Write out the records below word for word, please.

Data supplied >>
%%

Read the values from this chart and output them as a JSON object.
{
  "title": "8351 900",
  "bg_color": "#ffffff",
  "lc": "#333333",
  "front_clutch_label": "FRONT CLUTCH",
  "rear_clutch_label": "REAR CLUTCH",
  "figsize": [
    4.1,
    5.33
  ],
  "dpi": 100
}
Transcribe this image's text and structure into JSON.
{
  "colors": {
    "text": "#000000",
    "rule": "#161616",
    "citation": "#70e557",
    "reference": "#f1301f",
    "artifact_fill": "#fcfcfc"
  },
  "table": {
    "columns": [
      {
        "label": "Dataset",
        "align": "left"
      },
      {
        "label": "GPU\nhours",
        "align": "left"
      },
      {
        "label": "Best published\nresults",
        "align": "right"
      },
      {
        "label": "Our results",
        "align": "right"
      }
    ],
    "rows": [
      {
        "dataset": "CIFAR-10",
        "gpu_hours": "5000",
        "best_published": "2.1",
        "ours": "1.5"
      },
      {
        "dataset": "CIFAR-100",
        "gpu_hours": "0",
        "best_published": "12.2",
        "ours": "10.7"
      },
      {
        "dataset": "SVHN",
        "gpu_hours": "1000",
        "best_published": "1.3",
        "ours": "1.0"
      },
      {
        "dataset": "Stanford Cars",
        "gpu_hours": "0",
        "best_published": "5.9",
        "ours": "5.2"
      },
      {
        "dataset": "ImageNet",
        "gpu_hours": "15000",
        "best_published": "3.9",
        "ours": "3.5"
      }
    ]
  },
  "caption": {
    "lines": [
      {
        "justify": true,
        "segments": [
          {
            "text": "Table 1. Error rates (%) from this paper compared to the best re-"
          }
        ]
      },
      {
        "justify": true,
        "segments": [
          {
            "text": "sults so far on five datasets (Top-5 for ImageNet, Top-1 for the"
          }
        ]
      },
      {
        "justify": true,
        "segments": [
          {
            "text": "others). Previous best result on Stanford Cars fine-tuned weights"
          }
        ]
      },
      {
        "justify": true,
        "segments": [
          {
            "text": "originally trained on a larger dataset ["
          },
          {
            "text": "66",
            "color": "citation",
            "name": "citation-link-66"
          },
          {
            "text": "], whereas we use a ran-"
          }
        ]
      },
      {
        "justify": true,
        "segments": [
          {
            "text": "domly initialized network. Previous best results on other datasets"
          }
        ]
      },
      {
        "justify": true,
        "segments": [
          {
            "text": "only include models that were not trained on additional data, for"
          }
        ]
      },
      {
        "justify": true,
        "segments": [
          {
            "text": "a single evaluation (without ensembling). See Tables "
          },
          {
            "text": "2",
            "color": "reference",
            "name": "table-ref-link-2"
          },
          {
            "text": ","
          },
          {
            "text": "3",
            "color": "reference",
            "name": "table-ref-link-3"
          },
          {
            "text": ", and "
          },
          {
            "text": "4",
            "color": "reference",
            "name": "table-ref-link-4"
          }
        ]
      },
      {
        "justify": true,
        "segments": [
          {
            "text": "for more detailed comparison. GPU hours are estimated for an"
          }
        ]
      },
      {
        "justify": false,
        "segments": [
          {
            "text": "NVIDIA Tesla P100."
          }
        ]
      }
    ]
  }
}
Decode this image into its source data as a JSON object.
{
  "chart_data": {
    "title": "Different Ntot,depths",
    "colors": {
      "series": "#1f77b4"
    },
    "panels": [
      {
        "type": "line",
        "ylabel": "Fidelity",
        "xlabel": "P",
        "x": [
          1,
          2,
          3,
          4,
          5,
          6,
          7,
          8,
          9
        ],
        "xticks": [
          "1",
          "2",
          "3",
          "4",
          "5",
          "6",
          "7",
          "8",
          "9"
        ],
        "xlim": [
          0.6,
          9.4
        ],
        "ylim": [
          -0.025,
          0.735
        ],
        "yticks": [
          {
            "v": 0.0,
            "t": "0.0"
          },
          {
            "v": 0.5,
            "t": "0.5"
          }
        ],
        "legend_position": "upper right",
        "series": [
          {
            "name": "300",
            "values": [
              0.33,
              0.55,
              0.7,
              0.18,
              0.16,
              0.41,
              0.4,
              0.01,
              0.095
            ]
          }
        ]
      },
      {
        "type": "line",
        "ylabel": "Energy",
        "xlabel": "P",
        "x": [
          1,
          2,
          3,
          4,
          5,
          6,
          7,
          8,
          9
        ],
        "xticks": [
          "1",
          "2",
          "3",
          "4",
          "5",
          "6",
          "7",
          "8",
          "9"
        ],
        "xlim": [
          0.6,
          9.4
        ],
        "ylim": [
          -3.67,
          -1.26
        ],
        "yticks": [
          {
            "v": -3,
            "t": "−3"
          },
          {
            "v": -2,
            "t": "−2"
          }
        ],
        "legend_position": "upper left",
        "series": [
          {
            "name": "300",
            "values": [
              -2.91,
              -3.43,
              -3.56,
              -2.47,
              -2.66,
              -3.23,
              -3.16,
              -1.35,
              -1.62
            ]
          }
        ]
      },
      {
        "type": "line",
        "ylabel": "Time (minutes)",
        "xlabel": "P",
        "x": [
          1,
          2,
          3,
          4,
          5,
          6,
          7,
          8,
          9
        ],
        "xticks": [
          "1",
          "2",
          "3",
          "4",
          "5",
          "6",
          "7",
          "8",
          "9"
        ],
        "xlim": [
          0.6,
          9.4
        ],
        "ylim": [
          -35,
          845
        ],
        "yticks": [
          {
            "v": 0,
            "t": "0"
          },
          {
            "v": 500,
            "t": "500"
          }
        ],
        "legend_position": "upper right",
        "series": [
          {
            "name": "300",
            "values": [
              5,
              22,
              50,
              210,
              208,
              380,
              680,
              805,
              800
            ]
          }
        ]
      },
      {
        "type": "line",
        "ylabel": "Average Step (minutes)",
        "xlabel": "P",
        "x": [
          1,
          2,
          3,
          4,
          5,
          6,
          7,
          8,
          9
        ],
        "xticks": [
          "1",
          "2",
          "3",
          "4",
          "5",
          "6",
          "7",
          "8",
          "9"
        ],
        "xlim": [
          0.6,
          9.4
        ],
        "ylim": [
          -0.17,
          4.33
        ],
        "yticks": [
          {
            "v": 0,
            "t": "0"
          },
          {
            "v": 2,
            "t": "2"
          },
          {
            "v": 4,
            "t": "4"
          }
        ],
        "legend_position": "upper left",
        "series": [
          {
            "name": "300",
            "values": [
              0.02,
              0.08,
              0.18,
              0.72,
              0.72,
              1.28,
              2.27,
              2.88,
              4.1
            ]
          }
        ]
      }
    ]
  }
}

%%

Solution for this exercise >>
Read the values from this chart and output them as a JSON object.
{
  "title": "8351 900",
  "bg_color": "#ffffff",
  "lc": "#333333",
  "front_clutch_label": "FRONT CLUTCH",
  "rear_clutch_label": "REAR CLUTCH",
  "figsize": [
    4.1,
    5.33
  ],
  "dpi": 100
}
Transcribe this image's text and structure into JSON.
{
  "colors": {
    "text": "#000000",
    "rule": "#161616",
    "citation": "#70e557",
    "reference": "#f1301f",
    "artifact_fill": "#fcfcfc"
  },
  "table": {
    "columns": [
      {
        "label": "Dataset",
        "align": "left"
      },
      {
        "label": "GPU\nhours",
        "align": "left"
      },
      {
        "label": "Best published\nresults",
        "align": "right"
      },
      {
        "label": "Our results",
        "align": "right"
      }
    ],
    "rows": [
      {
        "dataset": "CIFAR-10",
        "gpu_hours": "5000",
        "best_published": "2.1",
        "ours": "1.5"
      },
      {
        "dataset": "CIFAR-100",
        "gpu_hours": "0",
        "best_published": "12.2",
        "ours": "10.7"
      },
      {
        "dataset": "SVHN",
        "gpu_hours": "1000",
        "best_published": "1.3",
        "ours": "1.0"
      },
      {
        "dataset": "Stanford Cars",
        "gpu_hours": "0",
        "best_published": "5.9",
        "ours": "5.2"
      },
      {
        "dataset": "ImageNet",
        "gpu_hours": "15000",
        "best_published": "3.9",
        "ours": "3.5"
      }
    ]
  },
  "caption": {
    "lines": [
      {
        "justify": true,
        "segments": [
          {
            "text": "Table 1. Error rates (%) from this paper compared to the best re-"
          }
        ]
      },
      {
        "justify": true,
        "segments": [
          {
            "text": "sults so far on five datasets (Top-5 for ImageNet, Top-1 for the"
          }
        ]
      },
      {
        "justify": true,
        "segments": [
          {
            "text": "others). Previous best result on Stanford Cars fine-tuned weights"
          }
        ]
      },
      {
        "justify": true,
        "segments": [
          {
            "text": "originally trained on a larger dataset ["
          },
          {
            "text": "66",
            "color": "citation",
            "name": "citation-link-66"
          },
          {
            "text": "], whereas we use a ran-"
          }
        ]
      },
      {
        "justify": true,
        "segments": [
          {
            "text": "domly initialized network. Previous best results on other datasets"
          }
        ]
      },
      {
        "justify": true,
        "segments": [
          {
            "text": "only include models that were not trained on additional data, for"
          }
        ]
      },
      {
        "justify": true,
        "segments": [
          {
            "text": "a single evaluation (without ensembling). See Tables "
          },
          {
            "text": "2",
            "color": "reference",
            "name": "table-ref-link-2"
          },
          {
            "text": ","
          },
          {
            "text": "3",
            "color": "reference",
            "name": "table-ref-link-3"
          },
          {
            "text": ", and "
          },
          {
            "text": "4",
            "color": "reference",
            "name": "table-ref-link-4"
          }
        ]
      },
      {
        "justify": true,
        "segments": [
          {
            "text": "for more detailed comparison. GPU hours are estimated for an"
          }
        ]
      },
      {
        "justify": false,
        "segments": [
          {
            "text": "NVIDIA Tesla P100."
          }
        ]
      }
    ]
  }
}
Decode this image into its source data as a JSON object.
{
  "chart_data": {
    "title": "Different Ntot,depths",
    "colors": {
      "series": "#1f77b4"
    },
    "panels": [
      {
        "type": "line",
        "ylabel": "Fidelity",
        "xlabel": "P",
        "x": [
          1,
          2,
          3,
          4,
          5,
          6,
          7,
          8,
          9
        ],
        "xticks": [
          "1",
          "2",
          "3",
          "4",
          "5",
          "6",
          "7",
          "8",
          "9"
        ],
        "xlim": [
          0.6,
          9.4
        ],
        "ylim": [
          -0.025,
          0.735
        ],
        "yticks": [
          {
            "v": 0.0,
            "t": "0.0"
          },
          {
            "v": 0.5,
            "t": "0.5"
          }
        ],
        "legend_position": "upper right",
        "series": [
          {
            "name": "300",
            "values": [
              0.33,
              0.55,
              0.7,
              0.18,
              0.16,
              0.41,
              0.4,
              0.01,
              0.095
            ]
          }
        ]
      },
      {
        "type": "line",
        "ylabel": "Energy",
        "xlabel": "P",
        "x": [
          1,
          2,
          3,
          4,
          5,
          6,
          7,
          8,
          9
        ],
        "xticks": [
          "1",
          "2",
          "3",
          "4",
          "5",
          "6",
          "7",
          "8",
          "9"
        ],
        "xlim": [
          0.6,
          9.4
        ],
        "ylim": [
          -3.67,
          -1.26
        ],
        "yticks": [
          {
            "v": -3,
            "t": "−3"
          },
          {
            "v": -2,
            "t": "−2"
          }
        ],
        "legend_position": "upper left",
        "series": [
          {
            "name": "300",
            "values": [
              -2.91,
              -3.43,
              -3.56,
              -2.47,
              -2.66,
              -3.23,
              -3.16,
              -1.35,
              -1.62
            ]
          }
        ]
      },
      {
        "type": "line",
        "ylabel": "Time (minutes)",
        "xlabel": "P",
        "x": [
          1,
          2,
          3,
          4,
          5,
          6,
          7,
          8,
          9
        ],
        "xticks": [
          "1",
          "2",
          "3",
          "4",
          "5",
          "6",
          "7",
          "8",
          "9"
        ],
        "xlim": [
          0.6,
          9.4
        ],
        "ylim": [
          -35,
          845
        ],
        "yticks": [
          {
            "v": 0,
            "t": "0"
          },
          {
            "v": 500,
            "t": "500"
          }
        ],
        "legend_position": "upper right",
        "series": [
          {
            "name": "300",
            "values": [
              5,
              22,
              50,
              210,
              208,
              380,
              680,
              805,
              800
            ]
          }
        ]
      },
      {
        "type": "line",
        "ylabel": "Average Step (minutes)",
        "xlabel": "P",
        "x": [
          1,
          2,
          3,
          4,
          5,
          6,
          7,
          8,
          9
        ],
        "xticks": [
          "1",
          "2",
          "3",
          "4",
          "5",
          "6",
          "7",
          "8",
          "9"
        ],
        "xlim": [
          0.6,
          9.4
        ],
        "ylim": [
          -0.17,
          4.33
        ],
        "yticks": [
          {
            "v": 0,
            "t": "0"
          },
          {
            "v": 2,
            "t": "2"
          },
          {
            "v": 4,
            "t": "4"
          }
        ],
        "legend_position": "upper left",
        "series": [
          {
            "name": "300",
            "values": [
              0.02,
              0.08,
              0.18,
              0.72,
              0.72,
              1.28,
              2.27,
              2.88,
              4.1
            ]
          }
        ]
      }
    ]
  }
}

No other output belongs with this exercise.